** TRECHO DO TEXTO **
━━━━

Aula 5.4 - Condutores, Indução e Capacitância

Escrito por Ualype Uchôa 

Na aula a seguir, trataremos de materiais condutores, definindo-os e mostrando propriedades e características. Também discutiremos sobre o fenômeno de indução e definiremos uma grandeza chamada de capacitância, que terá uma importância extrema. Será usado um pouco de cálculo diferencial em algumas seções.

Condutores

Condutores, como o nome sugere, são materiais que permitem, com facilidade, a movimentação de cargas elétricas. No entanto, essa definição não nos é suficiente: para entendermos como funcionam materiais condutores, devemos investigar suas características. Aqui, lidaremos apenas com condutores em equilíbrio eletrostático; isto é, aqueles nos quais as cargas estão em repouso.

1. Distribuição de cargas

Como as cargas em excesso em um condutor isolado são de mesmo sinal, há repulsão entre elas, as quais buscam a maior distância umas das outras, indo assim para a superfície. Sendo assim, as cargas em excesso distribuem-se sobre a superfície externa:

Figura 1: Condutor positivamente carregado, com as cargas distribuídas em sua superfície.

Esse fato foi verificado experimentalmente várias vezes na história, por exemplo, nos experimentos de Benjamin Franklin, de Faraday e de Cavendish. Você também pode chegar nessa conclusão em termos de energia; a natureza sempre busca minimizar a energia de sistemas, e essa é a distribuição de cargas que alcança tal objetivo (compare a energia de uma esfera condutora com a de uma esfera isolante!).

━━━━

** TAREFAS A REALIZAR **
• A. Segundo a aula sobre condutores, em quais experimentos se verificou que as cargas em excesso se distribuem sobre a superfície?
• B. Copie o trecho da aula sobre condutores que começa em "Aula 5.4 - Condutores, Indução" e segue até "estão em repouso.".
• C. Dê a continuação da aula sobre condutores, começando logo após a última frase apresentada.

** Listagens de elementos e de regiões **
━━━━

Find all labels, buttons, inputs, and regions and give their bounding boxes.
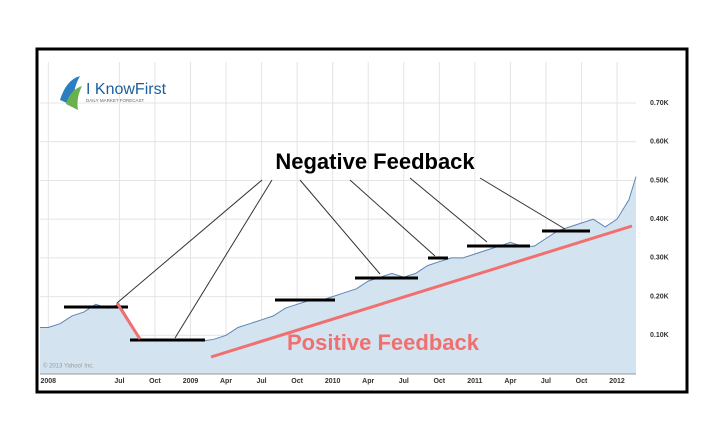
x-tick-label: Jul	[541, 378, 551, 385]
plot: 0.10K 0.20K 0.30K 0.40K 0.50K 0.60K 0.70K 2008 J…	[40, 62, 669, 385]
y-tick-label: 0.40K	[650, 216, 669, 223]
x-tick-label: 2009	[183, 378, 199, 385]
y-tick-label: 0.50K	[650, 177, 669, 184]
annotation: Negative Feedback	[275, 149, 475, 174]
drop-highlight	[115, 302, 142, 340]
x-tick-label: Apr	[504, 378, 516, 385]
y-tick-label: 0.70K	[650, 100, 669, 107]
x-tick-label: Apr	[362, 378, 374, 385]
x-tick-label: 2008	[41, 378, 57, 385]
arrow	[116, 179, 263, 304]
x-tick-label: Apr	[220, 378, 232, 385]
logo-tagline: DAILY MARKET FORECAST	[86, 98, 145, 103]
trend-line	[210, 224, 633, 359]
annotation: Positive Feedback	[287, 330, 480, 355]
x-tick-label: 2011	[467, 378, 482, 385]
arrow	[299, 179, 381, 275]
arrow	[174, 179, 273, 339]
arrow	[349, 179, 436, 257]
y-tick-label: 0.10K	[650, 332, 669, 339]
x-tick-label: Oct	[576, 378, 588, 385]
support-levels	[64, 229, 590, 342]
x-tick-label: Oct	[291, 378, 303, 385]
x-tick-label: Jul	[114, 378, 124, 385]
x-tick-label: Jul	[257, 378, 267, 385]
y-tick-label: 0.30K	[650, 255, 669, 262]
x-tick-label: 2012	[609, 378, 625, 385]
logo-name: I KnowFirst	[86, 81, 167, 98]
x-tick-label: 2010	[325, 378, 341, 385]
x-tick-label: Oct	[433, 378, 445, 385]
x-tick-label: Oct	[149, 378, 161, 385]
area	[40, 176, 636, 374]
x-tick-label: Jul	[399, 378, 409, 385]
credit: © 2013 Yahoo! Inc.	[43, 363, 94, 370]
arrows	[116, 177, 566, 339]
logo-icon	[66, 86, 82, 110]
arrow	[479, 177, 566, 230]
y-tick-label: 0.20K	[650, 293, 669, 300]
arrow	[409, 177, 488, 243]
y-tick-label: 0.60K	[650, 139, 669, 146]
logo-icon	[60, 76, 80, 106]
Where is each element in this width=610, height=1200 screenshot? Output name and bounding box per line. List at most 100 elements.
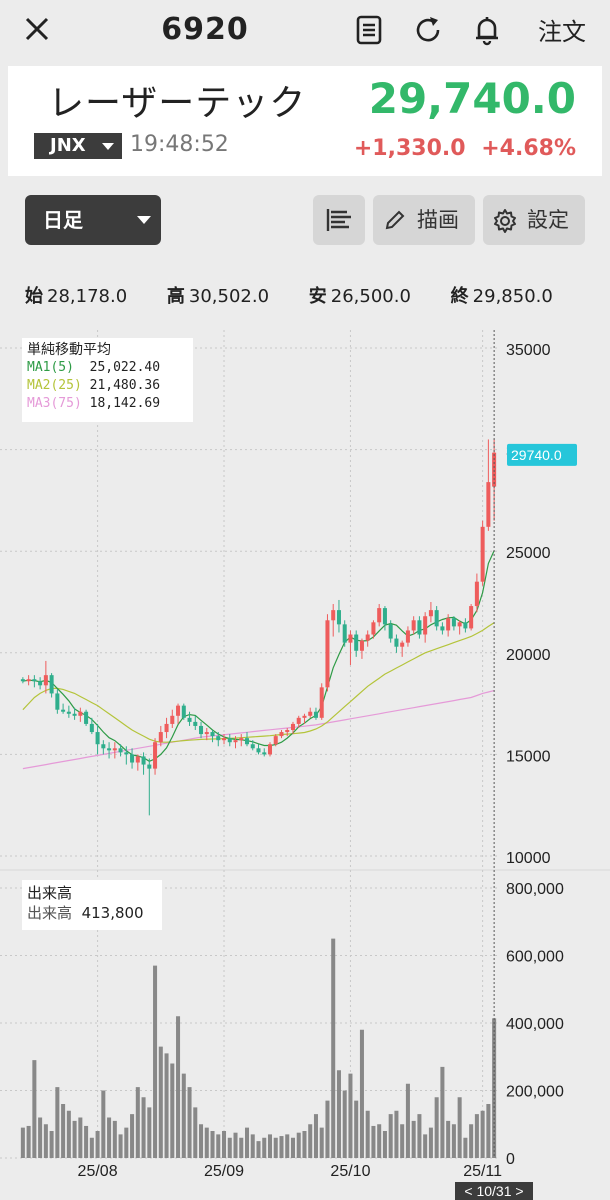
draw-button[interactable]: 描画 [373, 195, 475, 245]
volume-bar [135, 1087, 140, 1158]
candle-body [244, 738, 250, 745]
candle-body [302, 715, 307, 718]
period-select[interactable]: 日足 [25, 195, 161, 245]
low-value: 26,500.0 [330, 286, 411, 307]
pencil-icon [385, 210, 405, 230]
candle-body [43, 675, 48, 686]
volume-bar [20, 1127, 25, 1158]
volume-bar [130, 1114, 135, 1158]
volume-bar [32, 1060, 37, 1158]
volume-bar [66, 1110, 71, 1158]
ma1-label: MA1(5) [27, 360, 74, 375]
volume-bar [118, 1134, 123, 1158]
volume-legend: 出来高 出来高 413,800 [22, 880, 162, 930]
volume-bar [101, 1090, 106, 1158]
candle-body [336, 610, 341, 625]
close-icon[interactable] [22, 14, 52, 44]
indicator-list-button[interactable] [313, 195, 365, 245]
volume-bar [463, 1137, 468, 1158]
ohlc-row: 始 28,178.0 高 30,502.0 安 26,500.0 終 29,850.0 [25, 282, 553, 308]
candle-body [262, 752, 267, 755]
candle-body [204, 732, 209, 735]
market-select[interactable]: JNX [34, 133, 122, 159]
candle-body [72, 713, 77, 716]
candle-body [405, 630, 410, 643]
volume-bar [492, 1018, 497, 1158]
high-value: 30,502.0 [188, 286, 270, 307]
volume-bar [49, 1131, 54, 1158]
price-chart[interactable]: 350003000025000200001500010000800,000600… [0, 330, 610, 1200]
time-tick-label: 25/11 [463, 1163, 502, 1180]
volume-bar [84, 1125, 89, 1158]
volume-bar [377, 1124, 382, 1158]
candle-body [463, 622, 468, 629]
volume-bar [227, 1137, 232, 1158]
candle-body [187, 717, 192, 722]
candle-body [308, 711, 313, 716]
period-label: 日足 [43, 208, 83, 232]
volume-bar [250, 1134, 255, 1158]
volume-bar [55, 1087, 60, 1158]
change-percent: +4.68% [481, 136, 576, 161]
chevron-down-icon [102, 143, 114, 150]
candle-body [285, 730, 290, 733]
price-tick-label: 25000 [506, 545, 551, 562]
volume-tick-label: 200,000 [506, 1084, 564, 1101]
high-label: 高 [166, 286, 185, 307]
price-tag-label: 29740.0 [511, 447, 562, 463]
volume-bar [239, 1137, 244, 1158]
volume-bar [199, 1124, 204, 1158]
candle-body [239, 738, 244, 741]
volume-bar [216, 1134, 221, 1158]
price-tag-box [507, 443, 577, 466]
candle-body [486, 482, 491, 527]
volume-bar [89, 1137, 94, 1158]
candle-body [492, 452, 497, 487]
order-button[interactable]: 注文 [538, 18, 586, 46]
ma1-line [22, 550, 495, 762]
volume-label: 出来高 [27, 904, 73, 922]
candle-body [290, 723, 295, 731]
volume-bar [319, 1127, 324, 1158]
candle-body [124, 752, 129, 755]
volume-bar [331, 938, 336, 1158]
candle-body [377, 608, 382, 623]
candle-body [451, 618, 456, 627]
volume-bar [405, 1083, 410, 1158]
update-time: 19:48:52 [130, 132, 229, 157]
bars-icon [326, 209, 351, 231]
candle-body [118, 748, 123, 753]
volume-bar [204, 1127, 209, 1158]
ma2-value: 21,480.36 [89, 378, 161, 393]
chevron-down-icon [137, 216, 151, 224]
volume-bar [469, 1124, 474, 1158]
volume-bar [382, 1131, 387, 1158]
document-icon[interactable] [354, 14, 384, 46]
volume-bar [61, 1104, 66, 1158]
candle-body [55, 693, 60, 710]
candle-body [210, 732, 215, 737]
price-tick-label: 10000 [506, 850, 551, 867]
volume-bar [170, 1063, 175, 1158]
volume-bar [296, 1132, 301, 1158]
bell-icon[interactable] [472, 14, 502, 46]
settings-button[interactable]: 設定 [483, 195, 585, 245]
volume-tick-label: 400,000 [506, 1016, 564, 1033]
refresh-icon[interactable] [414, 14, 444, 46]
candle-body [319, 687, 324, 718]
cursor-date-label: < 10/31 > [464, 1183, 523, 1199]
volume-bar [78, 1117, 83, 1158]
candle-body [38, 681, 43, 686]
ma1-value: 25,022.40 [89, 360, 161, 375]
volume-bar [72, 1120, 77, 1158]
volume-bar [451, 1124, 456, 1158]
candle-body [147, 764, 152, 769]
candle-body [66, 711, 71, 714]
volume-bar [325, 1100, 330, 1158]
volume-bar [428, 1127, 433, 1158]
volume-bar [176, 1016, 181, 1158]
candle-body [95, 732, 100, 745]
candle-body [193, 721, 198, 726]
candle-body [250, 744, 255, 749]
candle-body [359, 640, 364, 651]
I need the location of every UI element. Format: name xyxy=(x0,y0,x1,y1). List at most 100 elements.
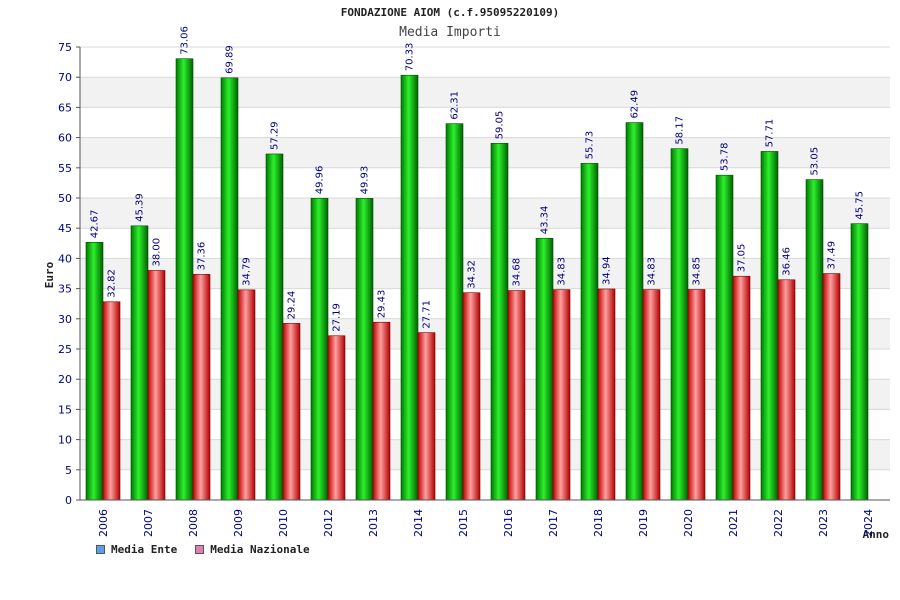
data-label-media-ente: 42.67 xyxy=(90,210,101,239)
data-label-media-nazionale: 34.94 xyxy=(602,256,613,285)
x-tick-label: 2014 xyxy=(412,509,425,537)
y-tick-label: 35 xyxy=(58,283,72,296)
bar-media-ente xyxy=(535,237,554,501)
bar-media-ente xyxy=(355,198,374,501)
bar-media-ente xyxy=(220,77,239,501)
bar-media-nazionale xyxy=(192,274,211,501)
data-label-media-ente: 53.78 xyxy=(720,143,731,172)
bar-media-nazionale xyxy=(507,290,526,501)
data-label-media-ente: 55.73 xyxy=(585,131,596,160)
x-tick-label: 2012 xyxy=(322,509,335,537)
bar-media-nazionale xyxy=(597,288,616,501)
data-label-media-nazionale: 34.32 xyxy=(467,260,478,289)
x-tick-label: 2007 xyxy=(142,509,155,537)
grid-band xyxy=(80,228,890,259)
bar-media-nazionale xyxy=(552,289,571,501)
grid-band xyxy=(80,288,890,319)
y-axis-label: Euro xyxy=(43,261,56,288)
chart-title: FONDAZIONE AIOM (c.f.95095220109) xyxy=(340,6,560,19)
legend-label-ente: Media Ente xyxy=(111,543,178,556)
legend-label-nazionale: Media Nazionale xyxy=(210,543,310,556)
data-label-media-ente: 69.89 xyxy=(225,45,236,74)
chart-subtitle: Media Importi xyxy=(399,25,501,40)
data-label-media-ente: 59.05 xyxy=(495,111,506,140)
bar-media-nazionale xyxy=(732,275,751,501)
data-label-media-ente: 45.39 xyxy=(135,193,146,222)
bar-media-nazionale xyxy=(327,335,346,501)
data-label-media-nazionale: 38.00 xyxy=(152,238,163,267)
grid-band xyxy=(80,137,890,168)
bar-media-ente xyxy=(85,241,104,501)
grid-band xyxy=(80,349,890,380)
x-tick-label: 2009 xyxy=(232,509,245,537)
y-tick-label: 70 xyxy=(58,71,72,84)
x-tick-label: 2020 xyxy=(682,509,695,537)
grid-band xyxy=(80,198,890,229)
x-tick-label: 2024 xyxy=(862,509,875,537)
y-tick-label: 20 xyxy=(58,373,72,386)
bar-media-nazionale xyxy=(687,289,706,501)
x-tick-label: 2008 xyxy=(187,509,200,537)
grid-band xyxy=(80,258,890,289)
bar-media-ente xyxy=(850,223,869,501)
grid-band xyxy=(80,47,890,78)
legend-item-nazionale: Media Nazionale xyxy=(195,543,310,556)
x-tick-label: 2023 xyxy=(817,509,830,537)
legend-item-ente: Media Ente xyxy=(96,543,177,556)
y-tick-label: 40 xyxy=(58,252,72,265)
bar-media-ente xyxy=(625,122,644,501)
data-label-media-ente: 58.17 xyxy=(675,116,686,145)
data-label-media-nazionale: 29.43 xyxy=(377,290,388,319)
bar-media-ente xyxy=(670,148,689,501)
bar-media-ente xyxy=(805,179,824,501)
data-label-media-ente: 73.06 xyxy=(180,26,191,55)
x-tick-label: 2018 xyxy=(592,509,605,537)
bar-media-nazionale xyxy=(282,323,301,501)
grid-band xyxy=(80,379,890,410)
legend-swatch-nazionale xyxy=(195,545,205,554)
grid-band xyxy=(80,469,890,500)
bar-media-ente xyxy=(490,143,509,501)
data-label-media-nazionale: 27.71 xyxy=(422,300,433,329)
grid-band xyxy=(80,318,890,349)
data-label-media-nazionale: 36.46 xyxy=(782,247,793,276)
data-label-media-nazionale: 34.79 xyxy=(242,257,253,286)
data-label-media-nazionale: 34.68 xyxy=(512,258,523,287)
bar-media-ente xyxy=(400,74,419,501)
y-tick-label: 55 xyxy=(58,162,72,175)
data-label-media-nazionale: 34.85 xyxy=(692,257,703,286)
data-label-media-nazionale: 34.83 xyxy=(647,257,658,286)
bar-media-ente xyxy=(265,153,284,501)
legend: Media Ente Media Nazionale xyxy=(96,543,310,556)
bar-media-ente xyxy=(760,151,779,501)
data-label-media-ente: 49.93 xyxy=(360,166,371,195)
y-tick-label: 60 xyxy=(58,132,72,145)
bar-media-ente xyxy=(445,123,464,501)
data-label-media-ente: 45.75 xyxy=(855,191,866,220)
bar-media-nazionale xyxy=(777,279,796,501)
data-label-media-nazionale: 27.19 xyxy=(332,303,343,332)
grid-band xyxy=(80,107,890,138)
grid-band xyxy=(80,439,890,470)
y-tick-label: 30 xyxy=(58,313,72,326)
grid-band xyxy=(80,167,890,198)
x-tick-label: 2013 xyxy=(367,509,380,537)
bar-media-nazionale xyxy=(372,321,391,501)
bar-media-nazionale xyxy=(147,270,166,501)
data-label-media-ente: 62.31 xyxy=(450,91,461,120)
x-tick-label: 2006 xyxy=(97,509,110,537)
y-tick-label: 5 xyxy=(65,464,72,477)
data-label-media-ente: 70.33 xyxy=(405,43,416,72)
data-label-media-ente: 53.05 xyxy=(810,147,821,176)
data-label-media-ente: 49.96 xyxy=(315,166,326,195)
bar-media-ente xyxy=(715,174,734,501)
bar-media-ente xyxy=(310,197,329,501)
data-label-media-ente: 43.34 xyxy=(540,206,551,235)
bar-media-nazionale xyxy=(417,332,436,501)
bar-media-nazionale xyxy=(462,292,481,501)
x-tick-label: 2010 xyxy=(277,509,290,537)
x-tick-label: 2021 xyxy=(727,509,740,537)
x-axis-label: Anno xyxy=(863,528,890,541)
y-tick-label: 45 xyxy=(58,222,72,235)
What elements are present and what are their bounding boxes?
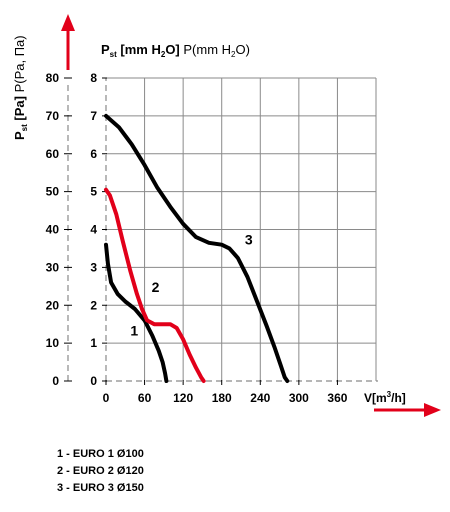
x-axis-arrow-head bbox=[424, 403, 441, 417]
x-tick-label: 240 bbox=[250, 391, 270, 405]
y-axis-arrow-head bbox=[61, 14, 75, 31]
y-tick-label-mm: 0 bbox=[90, 374, 97, 388]
y-tick-label-pa: 50 bbox=[46, 185, 60, 199]
curve-euro-2 bbox=[104, 187, 206, 383]
y-tick-label-mm: 4 bbox=[90, 223, 97, 237]
chart-grid bbox=[106, 77, 377, 381]
y-tick-label-mm: 2 bbox=[90, 298, 97, 312]
x-tick-label: 0 bbox=[103, 391, 110, 405]
legend-item-euro-3: 3 - EURO 3 Ø150 bbox=[57, 482, 144, 494]
y-tick-label-mm: 1 bbox=[90, 336, 97, 350]
y-axis-mm-title: Pst [mm H2O] P(mm H2O) bbox=[101, 42, 250, 59]
x-tick-label: 180 bbox=[212, 391, 232, 405]
y-tick-label-mm: 7 bbox=[90, 109, 97, 123]
x-tick-label: 120 bbox=[173, 391, 193, 405]
y-tick-label-mm: 5 bbox=[90, 185, 97, 199]
x-tick-label: 360 bbox=[327, 391, 347, 405]
performance-curves: 1 2 3 bbox=[104, 113, 290, 383]
chart-legend: 1 - EURO 1 Ø100 2 - EURO 2 Ø120 3 - EURO… bbox=[57, 446, 144, 497]
chart-axes bbox=[61, 14, 441, 417]
y-tick-label-mm: 6 bbox=[90, 147, 97, 161]
legend-item-euro-1: 1 - EURO 1 Ø100 bbox=[57, 448, 144, 460]
curve-label-2: 2 bbox=[152, 279, 160, 295]
x-axis-unit-label: V[m3/h] bbox=[364, 390, 406, 405]
y-tick-label-mm: 8 bbox=[90, 71, 97, 85]
x-tick-label: 60 bbox=[138, 391, 152, 405]
y-tick-label-pa: 10 bbox=[46, 336, 60, 350]
curve-label-3: 3 bbox=[245, 232, 253, 248]
curve-label-1: 1 bbox=[130, 323, 138, 339]
y-tick-label-pa: 30 bbox=[46, 260, 60, 274]
y-tick-label-pa: 20 bbox=[46, 298, 60, 312]
curve-euro-3 bbox=[104, 113, 290, 383]
axis-titles: V[m3/h] Pst [mm H2O] P(mm H2O) Pst [Pa] P(… bbox=[12, 35, 406, 405]
y-tick-label-mm: 3 bbox=[90, 260, 97, 274]
x-tick-label: 300 bbox=[289, 391, 309, 405]
legend-item-euro-2: 2 - EURO 2 Ø120 bbox=[57, 465, 144, 477]
y-tick-label-pa: 0 bbox=[52, 374, 59, 388]
y-tick-label-pa: 40 bbox=[46, 223, 60, 237]
y-tick-label-pa: 80 bbox=[46, 71, 60, 85]
y-axis-pa-title: Pst [Pa] P(Pa, Па) bbox=[12, 35, 29, 140]
curve-euro-1 bbox=[104, 242, 169, 383]
y-tick-label-pa: 60 bbox=[46, 147, 60, 161]
y-tick-label-pa: 70 bbox=[46, 109, 60, 123]
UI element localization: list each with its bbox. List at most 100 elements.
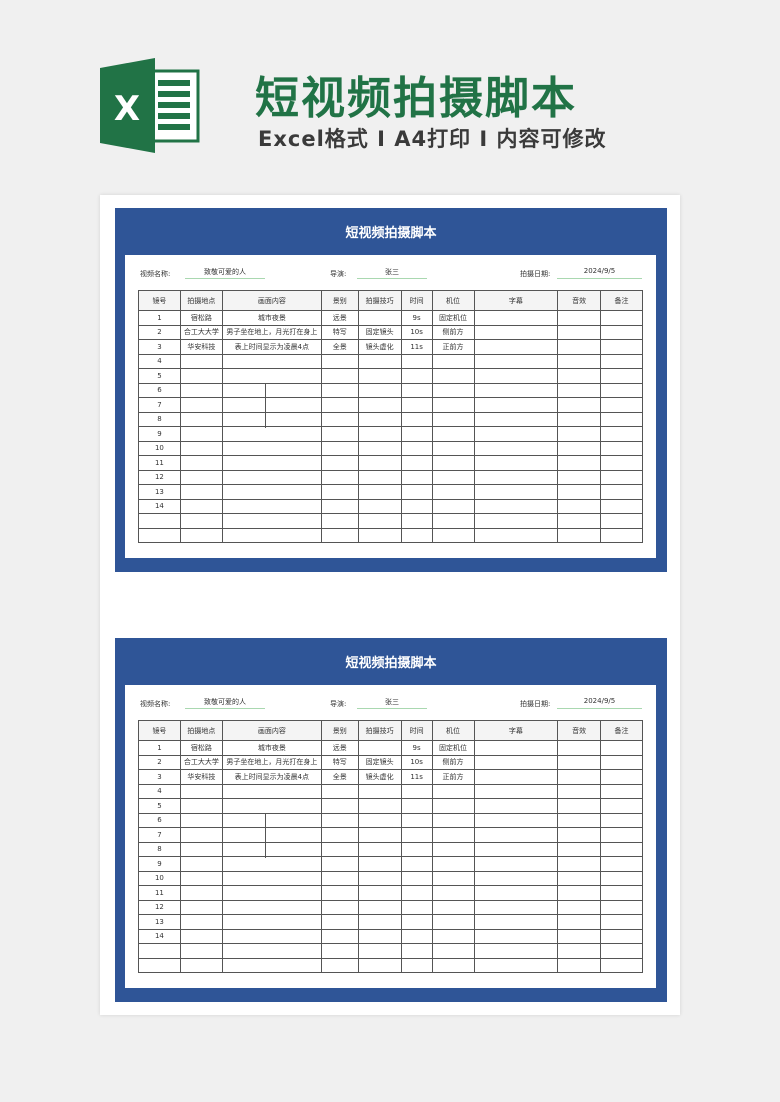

━━━━

** OS RESULTADOS **
• A. Nos experimentos de Benjamin Franklin, de Faraday e de Cavendish.

• B.
Aula 5.4 - Condutores, Indução e Capacitância

Escrito por Ualype Uchôa 

Na aula a seguir, trataremos de materiais condutores, definindo-os e mostrando propriedades e características. Também discutiremos sobre o fenômeno de indução e definiremos uma grandeza chamada de capacitância, que terá uma importância extrema. Será usado um pouco de cálculo diferencial em algumas seções.

Condutores

Condutores, como o nome sugere, são materiais que permitem, com facilidade, a movimentação de cargas elétricas. No entanto, essa definição não nos é suficiente: para entendermos como funcionam materiais condutores, devemos investigar suas características. Aqui, lidaremos apenas com condutores em equilíbrio eletrostático; isto é, aqueles nos quais as cargas estão em repouso.

• C.
2. O campo elétrico

Como já vimos no exemplo da esfera condutora (na Aula 5.2), o campo elétrico no interior de um condutor é nulo (independente do formato), pois, caso não fosse, haveria uma força resultante nos elétrons livres em seu interior, o que nos tiraria da situação de equilíbrio eletrostático.

Para um ponto na superfície, o campo elétrico é não-nulo  (a não ser que o condutor seja plano e tenha distribuição uniforme de carga) e perpendicular à esta. Consequentemente, o campo em pontos muito próximos à superfície também. A perpendicularidade é justificada pois a existência de uma componente tangencial do campo provocaria uma força nas cargas, deslocando-as, o que tira o condutor do regime de equilíbrio. O campo próximo à superfície (para um determinado ponto) pode ser calculado através da lei de Gauss, utilizando-se uma "pillbox" de secção reta A que fura a superfície externa do condutor. O fluxo é apenas E_{prox.}A, pois o campo interno é nulo. Logo:

E_{prox.}A=\dfrac{\sigma A}{\epsilon_0},

E_{prox.}=\dfrac{\sigma}{\epsilon_0}.

Onde \sigma é a densidade sup. de carga naquele ponto.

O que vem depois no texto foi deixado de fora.